---- LISTED ENTRIES

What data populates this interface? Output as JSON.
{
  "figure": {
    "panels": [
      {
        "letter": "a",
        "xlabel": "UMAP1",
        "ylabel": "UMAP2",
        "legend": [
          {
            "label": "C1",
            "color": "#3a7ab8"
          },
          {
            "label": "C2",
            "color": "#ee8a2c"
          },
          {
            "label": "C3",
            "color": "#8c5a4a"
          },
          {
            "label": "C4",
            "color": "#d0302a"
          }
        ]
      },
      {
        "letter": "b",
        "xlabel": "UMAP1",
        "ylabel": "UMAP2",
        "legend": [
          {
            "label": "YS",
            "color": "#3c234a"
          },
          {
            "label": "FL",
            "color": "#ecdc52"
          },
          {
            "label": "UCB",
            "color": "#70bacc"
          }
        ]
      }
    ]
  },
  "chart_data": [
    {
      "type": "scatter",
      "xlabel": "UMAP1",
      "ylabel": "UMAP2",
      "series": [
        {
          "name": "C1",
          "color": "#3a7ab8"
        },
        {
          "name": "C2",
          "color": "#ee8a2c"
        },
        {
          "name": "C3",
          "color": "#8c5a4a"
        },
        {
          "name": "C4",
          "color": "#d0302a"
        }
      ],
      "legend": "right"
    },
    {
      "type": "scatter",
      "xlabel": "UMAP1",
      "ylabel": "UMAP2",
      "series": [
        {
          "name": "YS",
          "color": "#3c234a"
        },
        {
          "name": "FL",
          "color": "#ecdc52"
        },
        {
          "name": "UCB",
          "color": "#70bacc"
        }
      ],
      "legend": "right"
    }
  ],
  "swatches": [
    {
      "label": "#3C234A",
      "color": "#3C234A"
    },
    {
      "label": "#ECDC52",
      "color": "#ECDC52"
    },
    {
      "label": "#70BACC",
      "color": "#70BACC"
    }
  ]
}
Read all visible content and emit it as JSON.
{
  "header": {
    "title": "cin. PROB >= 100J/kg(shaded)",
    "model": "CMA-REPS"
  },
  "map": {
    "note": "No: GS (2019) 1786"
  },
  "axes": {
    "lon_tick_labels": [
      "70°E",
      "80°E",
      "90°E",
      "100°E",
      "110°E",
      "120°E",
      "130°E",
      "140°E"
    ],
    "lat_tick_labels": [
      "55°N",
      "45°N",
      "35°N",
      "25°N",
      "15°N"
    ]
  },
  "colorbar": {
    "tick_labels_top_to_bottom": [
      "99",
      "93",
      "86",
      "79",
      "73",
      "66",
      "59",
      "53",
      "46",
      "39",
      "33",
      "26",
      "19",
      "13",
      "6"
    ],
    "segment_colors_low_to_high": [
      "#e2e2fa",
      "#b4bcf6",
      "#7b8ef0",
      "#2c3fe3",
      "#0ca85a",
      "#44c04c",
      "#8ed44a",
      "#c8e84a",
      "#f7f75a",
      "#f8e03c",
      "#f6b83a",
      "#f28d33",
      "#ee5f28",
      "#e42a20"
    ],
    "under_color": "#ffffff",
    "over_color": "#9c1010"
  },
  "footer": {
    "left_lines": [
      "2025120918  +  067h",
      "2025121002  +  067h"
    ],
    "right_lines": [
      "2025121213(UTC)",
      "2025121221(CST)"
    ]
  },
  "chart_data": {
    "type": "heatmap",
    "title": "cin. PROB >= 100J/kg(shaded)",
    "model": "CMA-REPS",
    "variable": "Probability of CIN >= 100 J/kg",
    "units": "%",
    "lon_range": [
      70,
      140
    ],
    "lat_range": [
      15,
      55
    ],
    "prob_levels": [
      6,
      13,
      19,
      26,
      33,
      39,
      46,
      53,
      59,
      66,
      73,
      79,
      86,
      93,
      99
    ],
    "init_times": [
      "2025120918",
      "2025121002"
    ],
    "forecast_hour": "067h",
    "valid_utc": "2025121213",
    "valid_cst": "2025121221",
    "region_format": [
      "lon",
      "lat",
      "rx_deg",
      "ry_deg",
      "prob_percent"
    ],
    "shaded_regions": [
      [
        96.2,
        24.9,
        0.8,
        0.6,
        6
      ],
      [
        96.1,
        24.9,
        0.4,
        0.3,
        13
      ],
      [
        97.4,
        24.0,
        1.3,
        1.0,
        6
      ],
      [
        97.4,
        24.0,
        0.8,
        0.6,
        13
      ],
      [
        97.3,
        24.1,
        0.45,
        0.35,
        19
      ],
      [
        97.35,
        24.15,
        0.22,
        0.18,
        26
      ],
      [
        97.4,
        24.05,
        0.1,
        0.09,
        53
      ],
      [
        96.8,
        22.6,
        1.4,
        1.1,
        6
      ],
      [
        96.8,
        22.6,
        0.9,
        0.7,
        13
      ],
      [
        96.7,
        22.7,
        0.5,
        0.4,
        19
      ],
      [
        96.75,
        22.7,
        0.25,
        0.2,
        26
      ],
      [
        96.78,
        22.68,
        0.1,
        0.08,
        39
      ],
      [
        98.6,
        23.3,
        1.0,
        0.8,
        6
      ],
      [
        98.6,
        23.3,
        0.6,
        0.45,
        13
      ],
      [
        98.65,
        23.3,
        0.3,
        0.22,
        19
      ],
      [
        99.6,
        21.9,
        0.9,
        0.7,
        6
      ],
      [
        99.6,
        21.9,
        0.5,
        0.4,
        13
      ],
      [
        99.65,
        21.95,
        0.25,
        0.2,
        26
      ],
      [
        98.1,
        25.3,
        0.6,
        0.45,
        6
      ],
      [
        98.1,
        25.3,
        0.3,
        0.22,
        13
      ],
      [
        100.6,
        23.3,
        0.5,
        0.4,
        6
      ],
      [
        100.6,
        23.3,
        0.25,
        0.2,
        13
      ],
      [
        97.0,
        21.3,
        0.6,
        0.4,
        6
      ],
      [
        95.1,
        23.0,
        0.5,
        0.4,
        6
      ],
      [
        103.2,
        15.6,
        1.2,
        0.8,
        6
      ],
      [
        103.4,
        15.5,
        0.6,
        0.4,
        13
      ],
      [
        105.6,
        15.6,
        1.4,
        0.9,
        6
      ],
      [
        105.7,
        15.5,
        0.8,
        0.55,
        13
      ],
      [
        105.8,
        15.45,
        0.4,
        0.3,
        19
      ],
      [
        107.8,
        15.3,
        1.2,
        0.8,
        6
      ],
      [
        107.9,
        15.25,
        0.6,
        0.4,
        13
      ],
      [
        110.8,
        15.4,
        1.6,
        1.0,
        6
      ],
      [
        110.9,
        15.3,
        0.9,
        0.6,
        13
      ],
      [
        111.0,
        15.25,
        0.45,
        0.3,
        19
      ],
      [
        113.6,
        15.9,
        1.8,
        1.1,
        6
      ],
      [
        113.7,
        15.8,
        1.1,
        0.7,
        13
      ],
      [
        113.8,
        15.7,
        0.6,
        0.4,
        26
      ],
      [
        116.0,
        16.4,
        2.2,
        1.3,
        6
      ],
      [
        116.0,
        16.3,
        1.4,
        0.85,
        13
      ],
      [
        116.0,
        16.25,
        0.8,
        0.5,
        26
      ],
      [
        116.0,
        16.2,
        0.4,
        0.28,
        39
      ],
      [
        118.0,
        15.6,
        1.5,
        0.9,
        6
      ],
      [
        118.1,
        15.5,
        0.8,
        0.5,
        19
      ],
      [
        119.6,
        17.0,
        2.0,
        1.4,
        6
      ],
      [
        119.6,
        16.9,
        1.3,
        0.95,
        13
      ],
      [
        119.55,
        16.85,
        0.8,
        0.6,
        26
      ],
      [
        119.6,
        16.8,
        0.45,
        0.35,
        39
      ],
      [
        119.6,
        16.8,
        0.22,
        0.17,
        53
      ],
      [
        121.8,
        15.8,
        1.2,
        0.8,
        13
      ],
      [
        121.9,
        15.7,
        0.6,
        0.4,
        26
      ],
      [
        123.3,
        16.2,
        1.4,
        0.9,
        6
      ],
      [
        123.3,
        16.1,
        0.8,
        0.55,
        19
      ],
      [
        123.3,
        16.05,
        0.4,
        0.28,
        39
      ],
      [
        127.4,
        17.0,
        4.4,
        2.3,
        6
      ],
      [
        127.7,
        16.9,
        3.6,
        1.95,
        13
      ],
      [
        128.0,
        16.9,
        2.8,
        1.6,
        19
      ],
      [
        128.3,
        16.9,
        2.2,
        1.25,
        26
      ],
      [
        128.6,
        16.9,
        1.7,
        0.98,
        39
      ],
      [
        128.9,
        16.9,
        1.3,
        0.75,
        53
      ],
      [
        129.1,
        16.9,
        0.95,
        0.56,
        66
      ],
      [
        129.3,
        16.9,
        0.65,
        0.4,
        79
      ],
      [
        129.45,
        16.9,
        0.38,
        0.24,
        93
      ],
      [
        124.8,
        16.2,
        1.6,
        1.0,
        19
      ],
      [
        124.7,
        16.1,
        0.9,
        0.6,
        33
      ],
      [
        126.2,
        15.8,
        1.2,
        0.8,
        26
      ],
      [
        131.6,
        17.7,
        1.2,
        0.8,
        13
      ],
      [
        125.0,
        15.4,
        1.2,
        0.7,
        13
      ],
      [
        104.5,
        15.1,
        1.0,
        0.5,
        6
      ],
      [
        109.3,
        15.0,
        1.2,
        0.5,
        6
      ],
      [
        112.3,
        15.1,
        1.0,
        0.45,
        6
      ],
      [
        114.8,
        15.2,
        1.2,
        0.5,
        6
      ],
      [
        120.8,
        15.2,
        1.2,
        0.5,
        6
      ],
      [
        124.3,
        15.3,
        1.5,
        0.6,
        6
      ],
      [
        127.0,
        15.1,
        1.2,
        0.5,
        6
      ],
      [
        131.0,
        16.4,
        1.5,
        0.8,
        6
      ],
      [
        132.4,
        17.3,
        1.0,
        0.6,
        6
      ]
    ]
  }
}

--------

### TASK BRIEF:
Where a line contains "JSON", copy that line.

### REPLY:
What data populates this interface? Output as JSON.
Read all visible content and emit it as JSON.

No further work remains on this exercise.